EXERCISE: Write the records out again, keeping each line exactly as it is.

ROWS:

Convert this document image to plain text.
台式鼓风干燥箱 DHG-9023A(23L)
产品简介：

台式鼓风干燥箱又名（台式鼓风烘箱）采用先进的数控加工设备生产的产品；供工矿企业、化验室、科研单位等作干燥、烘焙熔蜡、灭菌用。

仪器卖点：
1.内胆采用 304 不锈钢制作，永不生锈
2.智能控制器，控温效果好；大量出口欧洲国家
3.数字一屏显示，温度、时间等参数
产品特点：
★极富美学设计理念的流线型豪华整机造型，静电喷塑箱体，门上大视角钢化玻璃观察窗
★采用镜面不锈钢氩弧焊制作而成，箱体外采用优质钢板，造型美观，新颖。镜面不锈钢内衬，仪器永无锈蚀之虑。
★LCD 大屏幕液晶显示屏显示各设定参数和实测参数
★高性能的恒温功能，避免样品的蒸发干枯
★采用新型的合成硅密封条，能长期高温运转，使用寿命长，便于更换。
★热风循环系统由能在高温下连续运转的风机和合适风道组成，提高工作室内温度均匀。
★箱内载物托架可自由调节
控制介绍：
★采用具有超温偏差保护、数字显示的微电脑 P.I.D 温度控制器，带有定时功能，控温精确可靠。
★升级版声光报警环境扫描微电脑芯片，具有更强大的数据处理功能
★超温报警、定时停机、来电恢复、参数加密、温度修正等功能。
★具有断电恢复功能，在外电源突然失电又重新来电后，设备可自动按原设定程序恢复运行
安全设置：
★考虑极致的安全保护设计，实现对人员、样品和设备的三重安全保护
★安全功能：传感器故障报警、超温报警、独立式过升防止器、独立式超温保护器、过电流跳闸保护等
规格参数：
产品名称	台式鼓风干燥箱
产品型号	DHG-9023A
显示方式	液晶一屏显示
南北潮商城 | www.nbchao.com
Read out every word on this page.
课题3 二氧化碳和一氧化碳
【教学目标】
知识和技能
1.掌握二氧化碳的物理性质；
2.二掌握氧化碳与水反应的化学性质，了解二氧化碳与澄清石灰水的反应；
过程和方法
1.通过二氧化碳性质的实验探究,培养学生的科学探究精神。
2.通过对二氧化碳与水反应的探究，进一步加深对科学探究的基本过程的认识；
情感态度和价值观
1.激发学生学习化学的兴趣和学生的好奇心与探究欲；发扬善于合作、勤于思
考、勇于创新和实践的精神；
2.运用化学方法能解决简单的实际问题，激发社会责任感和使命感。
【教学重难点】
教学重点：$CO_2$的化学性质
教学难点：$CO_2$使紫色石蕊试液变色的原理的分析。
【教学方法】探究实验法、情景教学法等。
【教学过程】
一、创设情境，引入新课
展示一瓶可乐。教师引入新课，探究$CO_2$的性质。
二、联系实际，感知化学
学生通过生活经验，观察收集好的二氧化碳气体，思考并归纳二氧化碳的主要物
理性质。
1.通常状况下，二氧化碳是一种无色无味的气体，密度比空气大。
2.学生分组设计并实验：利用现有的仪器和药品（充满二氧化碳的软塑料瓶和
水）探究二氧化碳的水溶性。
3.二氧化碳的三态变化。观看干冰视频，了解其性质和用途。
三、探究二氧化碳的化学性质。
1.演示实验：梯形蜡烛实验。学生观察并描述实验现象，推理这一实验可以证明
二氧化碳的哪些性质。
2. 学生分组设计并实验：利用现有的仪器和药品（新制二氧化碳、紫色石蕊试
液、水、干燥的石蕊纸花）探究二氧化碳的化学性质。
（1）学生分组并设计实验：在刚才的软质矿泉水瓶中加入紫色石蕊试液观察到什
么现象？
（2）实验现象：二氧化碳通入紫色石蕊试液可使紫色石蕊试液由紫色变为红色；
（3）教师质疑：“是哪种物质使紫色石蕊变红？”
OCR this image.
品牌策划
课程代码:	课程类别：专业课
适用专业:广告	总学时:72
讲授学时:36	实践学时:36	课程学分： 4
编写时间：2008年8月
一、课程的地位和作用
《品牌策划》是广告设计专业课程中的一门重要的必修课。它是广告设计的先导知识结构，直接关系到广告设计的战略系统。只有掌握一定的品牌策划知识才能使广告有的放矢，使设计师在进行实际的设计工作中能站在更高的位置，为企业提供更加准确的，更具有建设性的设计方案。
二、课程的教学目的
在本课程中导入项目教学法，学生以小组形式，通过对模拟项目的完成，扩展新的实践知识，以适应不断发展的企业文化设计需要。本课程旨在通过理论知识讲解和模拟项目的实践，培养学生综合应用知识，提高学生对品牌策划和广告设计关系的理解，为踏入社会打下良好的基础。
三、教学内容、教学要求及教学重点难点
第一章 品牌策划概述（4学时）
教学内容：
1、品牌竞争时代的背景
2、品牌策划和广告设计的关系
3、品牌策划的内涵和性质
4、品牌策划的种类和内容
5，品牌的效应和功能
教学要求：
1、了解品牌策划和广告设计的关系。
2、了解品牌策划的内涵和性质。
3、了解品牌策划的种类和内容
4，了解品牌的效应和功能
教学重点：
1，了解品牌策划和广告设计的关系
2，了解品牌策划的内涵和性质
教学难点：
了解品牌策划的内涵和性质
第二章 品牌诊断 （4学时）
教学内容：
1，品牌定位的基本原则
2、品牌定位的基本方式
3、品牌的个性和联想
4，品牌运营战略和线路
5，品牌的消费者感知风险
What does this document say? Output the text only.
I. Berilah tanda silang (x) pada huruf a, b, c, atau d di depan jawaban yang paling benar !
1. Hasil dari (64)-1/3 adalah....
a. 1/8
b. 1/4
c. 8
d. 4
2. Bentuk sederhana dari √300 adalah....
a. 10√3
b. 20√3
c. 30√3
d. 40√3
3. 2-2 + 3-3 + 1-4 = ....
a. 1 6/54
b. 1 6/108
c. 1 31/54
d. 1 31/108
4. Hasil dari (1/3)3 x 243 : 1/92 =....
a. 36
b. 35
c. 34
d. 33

WRITTEN SOLUTION:
Convert this document image to plain text.
台式鼓风干燥箱 DHG-9023A(23L)
产品简介：

台式鼓风干燥箱又名（台式鼓风烘箱）采用先进的数控加工设备生产的产品；供工矿企业、化验室、科研单位等作干燥、烘焙熔蜡、灭菌用。

仪器卖点：
1.内胆采用 304 不锈钢制作，永不生锈
2.智能控制器，控温效果好；大量出口欧洲国家
3.数字一屏显示，温度、时间等参数
产品特点：
★极富美学设计理念的流线型豪华整机造型，静电喷塑箱体，门上大视角钢化玻璃观察窗
★采用镜面不锈钢氩弧焊制作而成，箱体外采用优质钢板，造型美观，新颖。镜面不锈钢内衬，仪器永无锈蚀之虑。
★LCD 大屏幕液晶显示屏显示各设定参数和实测参数
★高性能的恒温功能，避免样品的蒸发干枯
★采用新型的合成硅密封条，能长期高温运转，使用寿命长，便于更换。
★热风循环系统由能在高温下连续运转的风机和合适风道组成，提高工作室内温度均匀。
★箱内载物托架可自由调节
控制介绍：
★采用具有超温偏差保护、数字显示的微电脑 P.I.D 温度控制器，带有定时功能，控温精确可靠。
★升级版声光报警环境扫描微电脑芯片，具有更强大的数据处理功能
★超温报警、定时停机、来电恢复、参数加密、温度修正等功能。
★具有断电恢复功能，在外电源突然失电又重新来电后，设备可自动按原设定程序恢复运行
安全设置：
★考虑极致的安全保护设计，实现对人员、样品和设备的三重安全保护
★安全功能：传感器故障报警、超温报警、独立式过升防止器、独立式超温保护器、过电流跳闸保护等
规格参数：
产品名称	台式鼓风干燥箱
产品型号	DHG-9023A
显示方式	液晶一屏显示
南北潮商城 | www.nbchao.com
Read out every word on this page.
课题3 二氧化碳和一氧化碳
【教学目标】
知识和技能
1.掌握二氧化碳的物理性质；
2.二掌握氧化碳与水反应的化学性质，了解二氧化碳与澄清石灰水的反应；
过程和方法
1.通过二氧化碳性质的实验探究,培养学生的科学探究精神。
2.通过对二氧化碳与水反应的探究，进一步加深对科学探究的基本过程的认识；
情感态度和价值观
1.激发学生学习化学的兴趣和学生的好奇心与探究欲；发扬善于合作、勤于思
考、勇于创新和实践的精神；
2.运用化学方法能解决简单的实际问题，激发社会责任感和使命感。
【教学重难点】
教学重点：$CO_2$的化学性质
教学难点：$CO_2$使紫色石蕊试液变色的原理的分析。
【教学方法】探究实验法、情景教学法等。
【教学过程】
一、创设情境，引入新课
展示一瓶可乐。教师引入新课，探究$CO_2$的性质。
二、联系实际，感知化学
学生通过生活经验，观察收集好的二氧化碳气体，思考并归纳二氧化碳的主要物
理性质。
1.通常状况下，二氧化碳是一种无色无味的气体，密度比空气大。
2.学生分组设计并实验：利用现有的仪器和药品（充满二氧化碳的软塑料瓶和
水）探究二氧化碳的水溶性。
3.二氧化碳的三态变化。观看干冰视频，了解其性质和用途。
三、探究二氧化碳的化学性质。
1.演示实验：梯形蜡烛实验。学生观察并描述实验现象，推理这一实验可以证明
二氧化碳的哪些性质。
2. 学生分组设计并实验：利用现有的仪器和药品（新制二氧化碳、紫色石蕊试
液、水、干燥的石蕊纸花）探究二氧化碳的化学性质。
（1）学生分组并设计实验：在刚才的软质矿泉水瓶中加入紫色石蕊试液观察到什
么现象？
（2）实验现象：二氧化碳通入紫色石蕊试液可使紫色石蕊试液由紫色变为红色；
（3）教师质疑：“是哪种物质使紫色石蕊变红？”
OCR this image.
品牌策划
课程代码:	课程类别：专业课
适用专业:广告	总学时:72
讲授学时:36	实践学时:36	课程学分： 4
编写时间：2008年8月
一、课程的地位和作用
《品牌策划》是广告设计专业课程中的一门重要的必修课。它是广告设计的先导知识结构，直接关系到广告设计的战略系统。只有掌握一定的品牌策划知识才能使广告有的放矢，使设计师在进行实际的设计工作中能站在更高的位置，为企业提供更加准确的，更具有建设性的设计方案。
二、课程的教学目的
在本课程中导入项目教学法，学生以小组形式，通过对模拟项目的完成，扩展新的实践知识，以适应不断发展的企业文化设计需要。本课程旨在通过理论知识讲解和模拟项目的实践，培养学生综合应用知识，提高学生对品牌策划和广告设计关系的理解，为踏入社会打下良好的基础。
三、教学内容、教学要求及教学重点难点
第一章 品牌策划概述（4学时）
教学内容：
1、品牌竞争时代的背景
2、品牌策划和广告设计的关系
3、品牌策划的内涵和性质
4、品牌策划的种类和内容
5，品牌的效应和功能
教学要求：
1、了解品牌策划和广告设计的关系。
2、了解品牌策划的内涵和性质。
3、了解品牌策划的种类和内容
4，了解品牌的效应和功能
教学重点：
1，了解品牌策划和广告设计的关系
2，了解品牌策划的内涵和性质
教学难点：
了解品牌策划的内涵和性质
第二章 品牌诊断 （4学时）
教学内容：
1，品牌定位的基本原则
2、品牌定位的基本方式
3、品牌的个性和联想
4，品牌运营战略和线路
5，品牌的消费者感知风险
What does this document say? Output the text only.
I. Berilah tanda silang (x) pada huruf a, b, c, atau d di depan jawaban yang paling benar !
1. Hasil dari (64)-1/3 adalah....
a. 1/8
b. 1/4
c. 8
d. 4
2. Bentuk sederhana dari √300 adalah....
a. 10√3
b. 20√3
c. 30√3
d. 40√3
3. 2-2 + 3-3 + 1-4 = ....
a. 1 6/54
b. 1 6/108
c. 1 31/54
d. 1 31/108
4. Hasil dari (1/3)3 x 243 : 1/92 =....
a. 36
b. 35
c. 34
d. 33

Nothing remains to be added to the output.